__GIVEN PROBLEM__.
Please edit the records below by changing "side cover" to "rear cover" wherever it occurs, leaving every other line and character as it is.

════════════════

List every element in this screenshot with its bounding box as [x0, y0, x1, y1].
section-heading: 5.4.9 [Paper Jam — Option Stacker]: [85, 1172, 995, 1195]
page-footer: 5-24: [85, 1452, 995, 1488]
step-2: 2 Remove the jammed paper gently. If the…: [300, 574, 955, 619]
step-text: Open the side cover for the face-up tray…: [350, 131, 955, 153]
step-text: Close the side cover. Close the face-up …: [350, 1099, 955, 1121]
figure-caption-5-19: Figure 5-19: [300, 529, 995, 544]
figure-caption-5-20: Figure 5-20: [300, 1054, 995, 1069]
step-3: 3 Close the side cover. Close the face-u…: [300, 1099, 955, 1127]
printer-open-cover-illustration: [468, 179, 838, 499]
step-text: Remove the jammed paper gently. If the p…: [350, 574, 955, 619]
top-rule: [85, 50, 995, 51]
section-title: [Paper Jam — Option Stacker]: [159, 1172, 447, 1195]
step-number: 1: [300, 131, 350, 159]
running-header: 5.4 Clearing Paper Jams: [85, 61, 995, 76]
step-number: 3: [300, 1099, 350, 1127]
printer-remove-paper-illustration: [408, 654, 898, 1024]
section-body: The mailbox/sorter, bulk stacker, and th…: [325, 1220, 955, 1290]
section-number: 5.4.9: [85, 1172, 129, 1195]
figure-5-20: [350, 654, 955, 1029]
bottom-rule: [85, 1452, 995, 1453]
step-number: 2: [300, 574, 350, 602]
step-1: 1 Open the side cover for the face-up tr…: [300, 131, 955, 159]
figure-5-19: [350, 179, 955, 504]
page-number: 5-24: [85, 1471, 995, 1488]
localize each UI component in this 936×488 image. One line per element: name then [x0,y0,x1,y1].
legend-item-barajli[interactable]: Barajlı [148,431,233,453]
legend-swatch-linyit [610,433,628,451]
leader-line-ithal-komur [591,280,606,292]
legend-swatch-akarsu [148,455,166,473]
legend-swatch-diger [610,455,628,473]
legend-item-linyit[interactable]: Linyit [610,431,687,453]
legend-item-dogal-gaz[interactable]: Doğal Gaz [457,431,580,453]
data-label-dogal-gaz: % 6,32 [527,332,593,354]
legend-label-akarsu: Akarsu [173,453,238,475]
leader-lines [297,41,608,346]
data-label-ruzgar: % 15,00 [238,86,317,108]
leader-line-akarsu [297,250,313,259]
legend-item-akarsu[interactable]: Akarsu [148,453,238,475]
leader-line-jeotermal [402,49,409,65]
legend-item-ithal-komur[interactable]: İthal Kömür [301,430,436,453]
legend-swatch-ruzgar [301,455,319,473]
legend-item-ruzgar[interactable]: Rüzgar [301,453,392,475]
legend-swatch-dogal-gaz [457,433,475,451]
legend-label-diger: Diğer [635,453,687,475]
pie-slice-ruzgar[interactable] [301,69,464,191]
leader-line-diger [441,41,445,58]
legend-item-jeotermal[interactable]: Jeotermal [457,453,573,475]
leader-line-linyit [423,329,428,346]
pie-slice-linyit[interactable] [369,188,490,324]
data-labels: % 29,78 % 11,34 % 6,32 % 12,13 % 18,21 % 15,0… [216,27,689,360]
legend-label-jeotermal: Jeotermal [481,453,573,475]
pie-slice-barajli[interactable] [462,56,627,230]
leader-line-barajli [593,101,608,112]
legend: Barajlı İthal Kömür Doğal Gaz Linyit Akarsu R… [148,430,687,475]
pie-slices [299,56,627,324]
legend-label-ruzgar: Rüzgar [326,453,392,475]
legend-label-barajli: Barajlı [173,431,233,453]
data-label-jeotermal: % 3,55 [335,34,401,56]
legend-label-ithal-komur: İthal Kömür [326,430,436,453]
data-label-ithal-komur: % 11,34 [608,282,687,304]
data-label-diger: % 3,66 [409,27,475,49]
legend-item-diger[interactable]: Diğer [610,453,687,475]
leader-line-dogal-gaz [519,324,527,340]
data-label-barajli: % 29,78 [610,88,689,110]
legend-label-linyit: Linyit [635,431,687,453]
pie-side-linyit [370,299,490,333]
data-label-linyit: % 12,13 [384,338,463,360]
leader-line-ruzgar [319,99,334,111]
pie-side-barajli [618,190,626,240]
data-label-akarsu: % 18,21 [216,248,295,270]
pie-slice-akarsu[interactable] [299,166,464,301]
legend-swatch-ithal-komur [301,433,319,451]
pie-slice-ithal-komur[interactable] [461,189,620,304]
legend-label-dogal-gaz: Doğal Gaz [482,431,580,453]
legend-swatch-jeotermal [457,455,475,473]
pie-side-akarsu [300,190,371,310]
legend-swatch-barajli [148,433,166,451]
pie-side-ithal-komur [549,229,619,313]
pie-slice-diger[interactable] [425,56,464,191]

════════════════

__SOLVED EXERCISE__.
List every element in this screenshot with its bounding box as [x0, y0, x1, y1].
section-heading: 5.4.9 [Paper Jam — Option Stacker]: [85, 1172, 995, 1195]
page-footer: 5-24: [85, 1452, 995, 1488]
step-2: 2 Remove the jammed paper gently. If the…: [300, 574, 955, 619]
step-text: Open the rear cover for the face-up tray…: [350, 131, 955, 153]
step-text: Close the rear cover. Close the face-up …: [350, 1099, 955, 1121]
figure-caption-5-19: Figure 5-19: [300, 529, 995, 544]
figure-caption-5-20: Figure 5-20: [300, 1054, 995, 1069]
step-3: 3 Close the rear cover. Close the face-u…: [300, 1099, 955, 1127]
printer-open-cover-illustration: [468, 179, 838, 499]
step-text: Remove the jammed paper gently. If the p…: [350, 574, 955, 619]
top-rule: [85, 50, 995, 51]
section-title: [Paper Jam — Option Stacker]: [159, 1172, 447, 1195]
step-number: 1: [300, 131, 350, 159]
running-header: 5.4 Clearing Paper Jams: [85, 61, 995, 76]
step-number: 3: [300, 1099, 350, 1127]
printer-remove-paper-illustration: [408, 654, 898, 1024]
section-body: The mailbox/sorter, bulk stacker, and th…: [325, 1220, 955, 1290]
section-number: 5.4.9: [85, 1172, 129, 1195]
figure-5-20: [350, 654, 955, 1029]
bottom-rule: [85, 1452, 995, 1453]
step-number: 2: [300, 574, 350, 602]
step-1: 1 Open the rear cover for the face-up tr…: [300, 131, 955, 159]
figure-5-19: [350, 179, 955, 504]
page-number: 5-24: [85, 1471, 995, 1488]
localize each UI component in this 936×488 image. One line per element: name then [x0,y0,x1,y1].
legend-item-barajli[interactable]: Barajlı [148,431,233,453]
legend-swatch-linyit [610,433,628,451]
leader-line-ithal-komur [591,280,606,292]
legend-swatch-akarsu [148,455,166,473]
legend-swatch-diger [610,455,628,473]
legend-item-linyit[interactable]: Linyit [610,431,687,453]
legend-item-dogal-gaz[interactable]: Doğal Gaz [457,431,580,453]
data-label-dogal-gaz: % 6,32 [527,332,593,354]
legend-label-akarsu: Akarsu [173,453,238,475]
leader-lines [297,41,608,346]
data-label-ruzgar: % 15,00 [238,86,317,108]
leader-line-akarsu [297,250,313,259]
legend-item-akarsu[interactable]: Akarsu [148,453,238,475]
leader-line-jeotermal [402,49,409,65]
legend-item-ithal-komur[interactable]: İthal Kömür [301,430,436,453]
legend-swatch-ruzgar [301,455,319,473]
legend-item-ruzgar[interactable]: Rüzgar [301,453,392,475]
legend-swatch-dogal-gaz [457,433,475,451]
legend-label-diger: Diğer [635,453,687,475]
pie-slice-ruzgar[interactable] [301,69,464,191]
leader-line-diger [441,41,445,58]
legend-item-jeotermal[interactable]: Jeotermal [457,453,573,475]
leader-line-linyit [423,329,428,346]
pie-slice-linyit[interactable] [369,188,490,324]
data-labels: % 29,78 % 11,34 % 6,32 % 12,13 % 18,21 % 15,0… [216,27,689,360]
legend-label-jeotermal: Jeotermal [481,453,573,475]
pie-slice-barajli[interactable] [462,56,627,230]
leader-line-barajli [593,101,608,112]
legend: Barajlı İthal Kömür Doğal Gaz Linyit Akarsu R… [148,430,687,475]
pie-slices [299,56,627,324]
legend-label-ruzgar: Rüzgar [326,453,392,475]
legend-label-barajli: Barajlı [173,431,233,453]
data-label-jeotermal: % 3,55 [335,34,401,56]
legend-label-ithal-komur: İthal Kömür [326,430,436,453]
data-label-ithal-komur: % 11,34 [608,282,687,304]
data-label-diger: % 3,66 [409,27,475,49]
legend-item-diger[interactable]: Diğer [610,453,687,475]
leader-line-dogal-gaz [519,324,527,340]
data-label-barajli: % 29,78 [610,88,689,110]
legend-label-linyit: Linyit [635,431,687,453]
pie-side-linyit [370,299,490,333]
data-label-linyit: % 12,13 [384,338,463,360]
leader-line-ruzgar [319,99,334,111]
pie-side-barajli [618,190,626,240]
data-label-akarsu: % 18,21 [216,248,295,270]
pie-slice-akarsu[interactable] [299,166,464,301]
legend-swatch-ithal-komur [301,433,319,451]
pie-slice-ithal-komur[interactable] [461,189,620,304]
legend-label-dogal-gaz: Doğal Gaz [482,431,580,453]
legend-swatch-jeotermal [457,455,475,473]
pie-side-akarsu [300,190,371,310]
legend-swatch-barajli [148,433,166,451]
pie-side-ithal-komur [549,229,619,313]
pie-slice-diger[interactable] [425,56,464,191]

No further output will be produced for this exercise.